• Written exercise A: According to the passage about Elora, in what year did the writer first live there?

• Source:
Once upon a
time, in two far away lands, several young men worked and paid their taxes. Life was good.
Until one day, along came municipal amalgamation for one and structural adjustment
for the others….
Despite my
rather mobile life, I continue to consider Elora as home. A little place in southern Ontario,
Canada. In a community of townships and
villages, now collectively called Centre Wellington. Of course, I haven’t actually lived in Elora
for some time. Not since 1994, give or
take a few local migrations and an absence or two. We first lived there in 1967. Due to a downturn in our family finances, we
moved a few kilometres away and lived a brief time in neighbouring Fergus. Things turned a bit for the worse, so we then
moved to Nichol Township, oddly, just adjacent and even closer to Elora. My brother’s family and my sister’s still
live there. My mother passed away a
while ago.
During that time
I mostly worked and lived on a dairy goat farm in Pilkington, a neighbouring
township. I also worked on beef, pig,
and horse farms. A bit of construction. It wasn’t all work. Who hadn’t danced or had a few beers in
Belwood or Arthur? What else but a few
too many beers on Friday night? And there was a university, just 20 kilometres
away in Guelph. Somehow, over 15 years,
I squeeked out a couple of degrees.

• Written exercise B: Please extract the rows below, from the line containing "- q27-option-a: A．0.0502: [37, 730, 110, 745]" through the line containing "- q26-option-b: B．三位小数: [175, 668, 251, 683]", both included, and copy them without changes.

• Dataset records:
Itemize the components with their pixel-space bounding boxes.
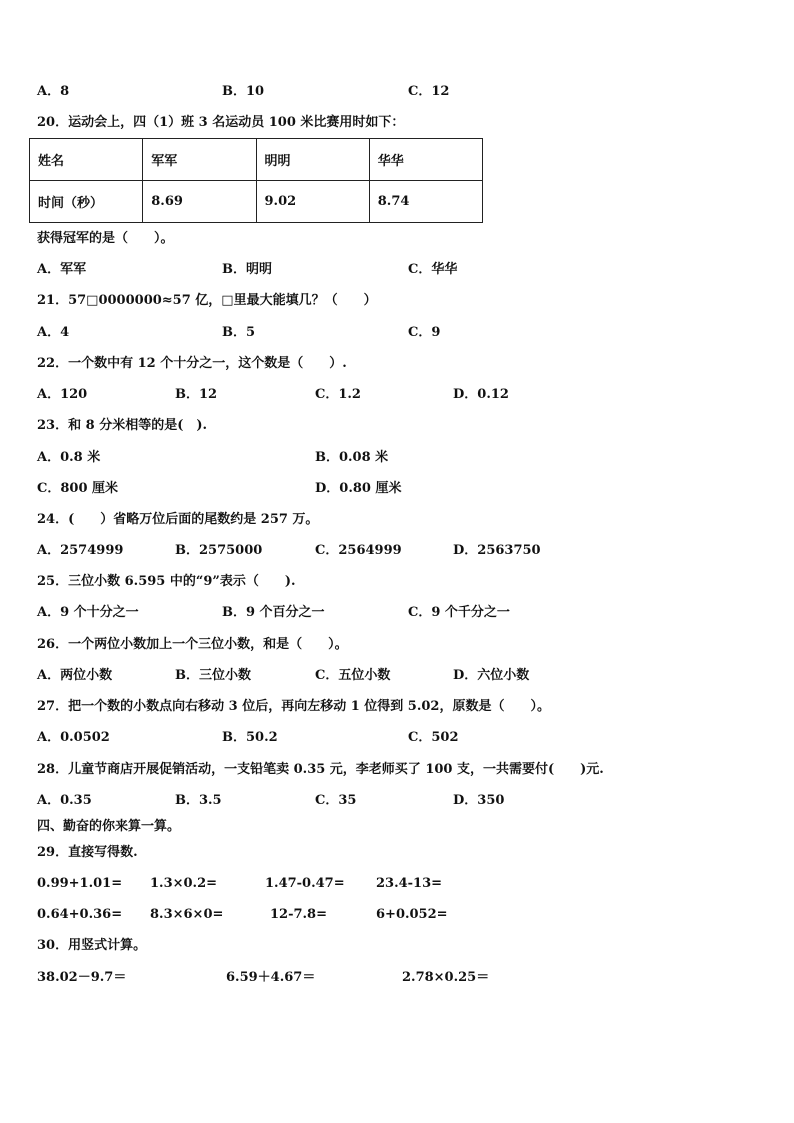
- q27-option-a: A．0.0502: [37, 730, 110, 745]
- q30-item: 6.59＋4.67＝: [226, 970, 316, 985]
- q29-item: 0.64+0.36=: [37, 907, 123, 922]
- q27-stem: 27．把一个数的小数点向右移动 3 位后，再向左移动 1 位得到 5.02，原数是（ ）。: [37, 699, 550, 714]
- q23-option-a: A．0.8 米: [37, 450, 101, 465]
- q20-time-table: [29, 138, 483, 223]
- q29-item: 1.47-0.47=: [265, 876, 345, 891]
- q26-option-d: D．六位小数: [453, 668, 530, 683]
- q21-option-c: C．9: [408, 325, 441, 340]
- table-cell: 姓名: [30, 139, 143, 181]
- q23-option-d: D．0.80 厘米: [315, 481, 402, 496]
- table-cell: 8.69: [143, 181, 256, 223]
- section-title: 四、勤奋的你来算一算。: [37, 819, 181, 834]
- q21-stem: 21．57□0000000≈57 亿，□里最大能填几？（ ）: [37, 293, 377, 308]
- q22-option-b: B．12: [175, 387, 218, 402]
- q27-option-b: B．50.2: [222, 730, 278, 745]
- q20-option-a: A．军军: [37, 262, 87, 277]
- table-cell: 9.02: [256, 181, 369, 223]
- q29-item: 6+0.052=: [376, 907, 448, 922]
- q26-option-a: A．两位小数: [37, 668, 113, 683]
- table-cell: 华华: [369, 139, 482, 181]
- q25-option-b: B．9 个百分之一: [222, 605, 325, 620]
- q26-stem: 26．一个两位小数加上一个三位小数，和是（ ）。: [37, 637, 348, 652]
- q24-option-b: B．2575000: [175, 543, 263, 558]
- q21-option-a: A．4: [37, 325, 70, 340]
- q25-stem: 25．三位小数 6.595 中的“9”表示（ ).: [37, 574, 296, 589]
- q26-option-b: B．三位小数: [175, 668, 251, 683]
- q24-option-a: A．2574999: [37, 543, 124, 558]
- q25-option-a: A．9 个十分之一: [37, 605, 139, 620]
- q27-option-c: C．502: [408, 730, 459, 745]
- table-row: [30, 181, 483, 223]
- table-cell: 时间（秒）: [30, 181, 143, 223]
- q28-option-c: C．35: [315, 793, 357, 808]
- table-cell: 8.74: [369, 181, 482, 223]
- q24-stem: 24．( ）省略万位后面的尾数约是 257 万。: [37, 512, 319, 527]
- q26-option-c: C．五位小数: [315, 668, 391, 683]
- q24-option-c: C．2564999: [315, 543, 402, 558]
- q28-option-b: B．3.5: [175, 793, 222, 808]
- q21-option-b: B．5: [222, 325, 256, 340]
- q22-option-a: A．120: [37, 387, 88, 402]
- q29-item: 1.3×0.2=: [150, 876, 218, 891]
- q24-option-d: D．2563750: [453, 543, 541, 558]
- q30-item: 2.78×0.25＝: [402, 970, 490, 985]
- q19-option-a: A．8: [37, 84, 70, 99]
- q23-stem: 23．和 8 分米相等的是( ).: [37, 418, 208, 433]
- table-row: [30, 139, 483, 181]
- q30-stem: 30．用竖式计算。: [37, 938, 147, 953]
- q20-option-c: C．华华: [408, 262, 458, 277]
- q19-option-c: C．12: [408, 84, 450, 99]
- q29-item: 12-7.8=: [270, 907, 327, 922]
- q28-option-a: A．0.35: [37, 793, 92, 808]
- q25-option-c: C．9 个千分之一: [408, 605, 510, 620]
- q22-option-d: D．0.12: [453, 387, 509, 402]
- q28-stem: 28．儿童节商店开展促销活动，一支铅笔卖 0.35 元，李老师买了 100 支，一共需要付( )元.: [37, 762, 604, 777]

• Problem solution A: 1967

• Problem solution B:
- q27-option-a: A．0.0502: [37, 730, 110, 745]
- q30-item: 6.59＋4.67＝: [226, 970, 316, 985]
- q29-item: 0.64+0.36=: [37, 907, 123, 922]
- q27-stem: 27．把一个数的小数点向右移动 3 位后，再向左移动 1 位得到 5.02，原数是（ ）。: [37, 699, 550, 714]
- q23-option-a: A．0.8 米: [37, 450, 101, 465]
- q20-time-table: [29, 138, 483, 223]
- q29-item: 1.47-0.47=: [265, 876, 345, 891]
- q26-option-d: D．六位小数: [453, 668, 530, 683]
- q21-option-c: C．9: [408, 325, 441, 340]
- table-cell: 姓名: [30, 139, 143, 181]
- q23-option-d: D．0.80 厘米: [315, 481, 402, 496]
- table-cell: 8.69: [143, 181, 256, 223]
- section-title: 四、勤奋的你来算一算。: [37, 819, 181, 834]
- q21-stem: 21．57□0000000≈57 亿，□里最大能填几？（ ）: [37, 293, 377, 308]
- q22-option-b: B．12: [175, 387, 218, 402]
- q27-option-b: B．50.2: [222, 730, 278, 745]
- q20-option-a: A．军军: [37, 262, 87, 277]
- table-cell: 9.02: [256, 181, 369, 223]
- q29-item: 6+0.052=: [376, 907, 448, 922]
- q26-option-a: A．两位小数: [37, 668, 113, 683]
- table-cell: 华华: [369, 139, 482, 181]
- q25-option-b: B．9 个百分之一: [222, 605, 325, 620]
- q26-stem: 26．一个两位小数加上一个三位小数，和是（ ）。: [37, 637, 348, 652]
- q24-option-b: B．2575000: [175, 543, 263, 558]
- q21-option-a: A．4: [37, 325, 70, 340]
- q25-stem: 25．三位小数 6.595 中的“9”表示（ ).: [37, 574, 296, 589]
- q26-option-b: B．三位小数: [175, 668, 251, 683]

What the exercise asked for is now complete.